##### AVAILABLE RECORDS
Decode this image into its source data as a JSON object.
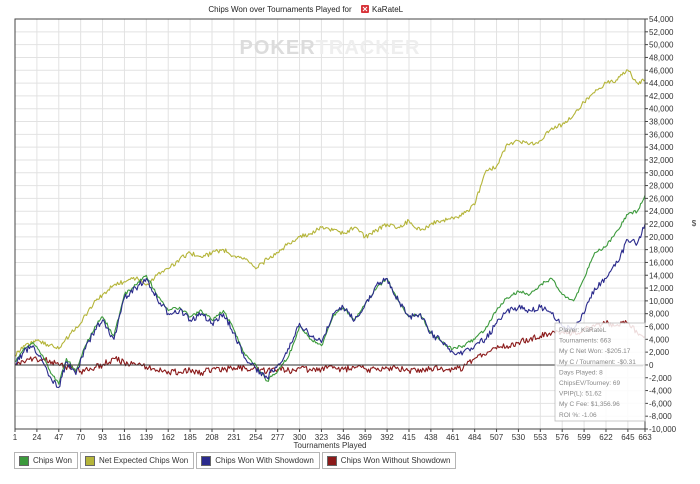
{
  "chart_data": {
    "type": "line",
    "title": "Chips Won over Tournaments Played for",
    "player_name": "KaRateL",
    "watermark": "POKERTRACKER",
    "watermark_parts": [
      "P",
      "OKER",
      "TRACKER"
    ],
    "xlabel": "Tournaments Played",
    "ylabel": "$",
    "xlim": [
      1,
      663
    ],
    "ylim": [
      -10000,
      54000
    ],
    "grid": true,
    "legend_position": "bottom-left",
    "x_ticks": [
      1,
      24,
      47,
      70,
      93,
      116,
      139,
      162,
      185,
      208,
      231,
      254,
      277,
      300,
      323,
      346,
      369,
      392,
      415,
      438,
      461,
      484,
      507,
      530,
      553,
      576,
      599,
      622,
      645,
      663
    ],
    "y_ticks": [
      -10000,
      -8000,
      -6000,
      -4000,
      -2000,
      0,
      2000,
      4000,
      6000,
      8000,
      10000,
      12000,
      14000,
      16000,
      18000,
      20000,
      22000,
      24000,
      26000,
      28000,
      30000,
      32000,
      34000,
      36000,
      38000,
      40000,
      42000,
      44000,
      46000,
      48000,
      50000,
      52000,
      54000
    ],
    "y_tick_labels": [
      "-10,000",
      "-8,000",
      "-6,000",
      "-4,000",
      "-2,000",
      "0",
      "2,000",
      "4,000",
      "6,000",
      "8,000",
      "10,000",
      "12,000",
      "14,000",
      "16,000",
      "18,000",
      "20,000",
      "22,000",
      "24,000",
      "26,000",
      "28,000",
      "30,000",
      "32,000",
      "34,000",
      "36,000",
      "38,000",
      "40,000",
      "42,000",
      "44,000",
      "46,000",
      "48,000",
      "50,000",
      "52,000",
      "54,000"
    ],
    "series": [
      {
        "name": "Net Expected Chips Won",
        "color": "#b5b53a",
        "x": [
          1,
          10,
          24,
          35,
          47,
          60,
          70,
          80,
          93,
          105,
          116,
          128,
          139,
          150,
          162,
          174,
          185,
          197,
          208,
          220,
          231,
          243,
          254,
          266,
          277,
          289,
          300,
          312,
          323,
          335,
          346,
          358,
          369,
          381,
          392,
          404,
          415,
          427,
          438,
          450,
          461,
          472,
          484,
          495,
          507,
          518,
          530,
          542,
          553,
          565,
          576,
          588,
          599,
          610,
          622,
          634,
          645,
          655,
          663
        ],
        "y": [
          1500,
          3000,
          3800,
          3200,
          2500,
          5000,
          6500,
          9000,
          11000,
          12500,
          13000,
          13500,
          12500,
          14000,
          15000,
          16500,
          17500,
          16800,
          17500,
          18000,
          17000,
          16500,
          15000,
          16500,
          17500,
          19000,
          20000,
          20500,
          21500,
          21000,
          20500,
          21500,
          20000,
          21000,
          22000,
          21500,
          22500,
          21000,
          22000,
          22500,
          23000,
          23500,
          25000,
          30000,
          31000,
          34500,
          35000,
          34500,
          35000,
          37000,
          37500,
          39000,
          41000,
          42500,
          44000,
          44500,
          46000,
          44000,
          44500
        ]
      },
      {
        "name": "Chips Won",
        "color": "#3c9a3c",
        "x": [
          1,
          10,
          20,
          30,
          40,
          47,
          55,
          65,
          75,
          85,
          93,
          105,
          116,
          128,
          139,
          150,
          162,
          174,
          185,
          197,
          208,
          220,
          231,
          243,
          254,
          266,
          277,
          289,
          300,
          312,
          323,
          335,
          346,
          358,
          369,
          381,
          392,
          404,
          415,
          427,
          438,
          450,
          461,
          472,
          484,
          495,
          507,
          518,
          530,
          542,
          553,
          565,
          576,
          588,
          599,
          610,
          622,
          634,
          645,
          655,
          663
        ],
        "y": [
          500,
          2500,
          3500,
          1500,
          -1500,
          -3000,
          1000,
          -1000,
          3000,
          6000,
          7500,
          4500,
          11000,
          12500,
          14000,
          11000,
          8500,
          9000,
          7500,
          8500,
          7000,
          8500,
          5500,
          1500,
          0,
          -2500,
          -1000,
          1500,
          6000,
          4000,
          3000,
          7500,
          9000,
          7000,
          9500,
          12000,
          13500,
          10000,
          7500,
          8000,
          5000,
          3500,
          2500,
          3000,
          4000,
          5500,
          8500,
          10500,
          11500,
          11000,
          12500,
          13500,
          11000,
          10000,
          13500,
          17500,
          18500,
          21000,
          23500,
          24000,
          26500
        ]
      },
      {
        "name": "Chips Won With Showdown",
        "color": "#2a2a8c",
        "x": [
          1,
          10,
          20,
          30,
          40,
          47,
          55,
          65,
          75,
          85,
          93,
          105,
          116,
          128,
          139,
          150,
          162,
          174,
          185,
          197,
          208,
          220,
          231,
          243,
          254,
          266,
          277,
          289,
          300,
          312,
          323,
          335,
          346,
          358,
          369,
          381,
          392,
          404,
          415,
          427,
          438,
          450,
          461,
          472,
          484,
          495,
          507,
          518,
          530,
          542,
          553,
          565,
          576,
          588,
          599,
          610,
          622,
          634,
          645,
          655,
          663
        ],
        "y": [
          0,
          2000,
          3000,
          500,
          -2500,
          -3500,
          500,
          -1500,
          2500,
          5500,
          7000,
          4000,
          10500,
          12000,
          13500,
          10500,
          8000,
          8500,
          7000,
          8000,
          6500,
          8000,
          5000,
          1000,
          -500,
          -2000,
          0,
          2500,
          6500,
          4500,
          3500,
          8000,
          9000,
          7000,
          9500,
          12500,
          13500,
          10000,
          7500,
          8000,
          5000,
          3500,
          2000,
          2000,
          3000,
          4000,
          6500,
          8500,
          9000,
          8500,
          9000,
          8000,
          6000,
          5500,
          8000,
          12000,
          13500,
          16000,
          19500,
          19000,
          22000
        ]
      },
      {
        "name": "Chips Won Without Showdown",
        "color": "#8b1a1a",
        "x": [
          1,
          10,
          20,
          30,
          40,
          47,
          60,
          70,
          80,
          93,
          105,
          116,
          128,
          139,
          150,
          162,
          174,
          185,
          197,
          208,
          220,
          231,
          243,
          254,
          266,
          277,
          289,
          300,
          312,
          323,
          335,
          346,
          358,
          369,
          381,
          392,
          404,
          415,
          427,
          438,
          450,
          461,
          472,
          484,
          495,
          507,
          518,
          530,
          542,
          553,
          565,
          576,
          588,
          599,
          610,
          622,
          634,
          645,
          655,
          663
        ],
        "y": [
          200,
          500,
          1000,
          800,
          500,
          0,
          -500,
          -1000,
          -500,
          0,
          1000,
          300,
          0,
          -300,
          -800,
          -1000,
          -1200,
          -800,
          -1200,
          -600,
          -800,
          -400,
          -600,
          -500,
          -1000,
          -700,
          -900,
          -500,
          -800,
          -600,
          -500,
          -700,
          -500,
          -600,
          -800,
          -500,
          -600,
          -900,
          -700,
          -500,
          -600,
          -700,
          -500,
          1000,
          1500,
          2500,
          3000,
          3500,
          4000,
          4500,
          5000,
          5200,
          5000,
          5500,
          6000,
          6500,
          6300,
          6500,
          5000,
          4500
        ]
      }
    ],
    "tooltip": {
      "lines": [
        "Player: KaRateL",
        "Tournaments: 663",
        "My C Net Won: -$205.17",
        "My C / Tournament: -$0.31",
        "Days Played: 8",
        "ChipsEV/Tourney: 69",
        "VPIP(L): 51.62",
        "My C Fee: $1,356.96",
        "ROI %: -1.06"
      ]
    }
  },
  "legend": [
    {
      "label": "Chips Won",
      "color": "#3c9a3c"
    },
    {
      "label": "Net Expected Chips Won",
      "color": "#b5b53a"
    },
    {
      "label": "Chips Won With Showdown",
      "color": "#2a2a8c"
    },
    {
      "label": "Chips Won Without Showdown",
      "color": "#8b1a1a"
    }
  ]
}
##########
[PROBLEM DETAILS] All lines of the data above that include the word "color" must be shown.

[COMPLETE ANSWER]
        "color": "#b5b53a",
        "color": "#3c9a3c",
        "color": "#2a2a8c",
        "color": "#8b1a1a",
      "color": "#3c9a3c"
      "color": "#b5b53a"
      "color": "#2a2a8c"
      "color": "#8b1a1a"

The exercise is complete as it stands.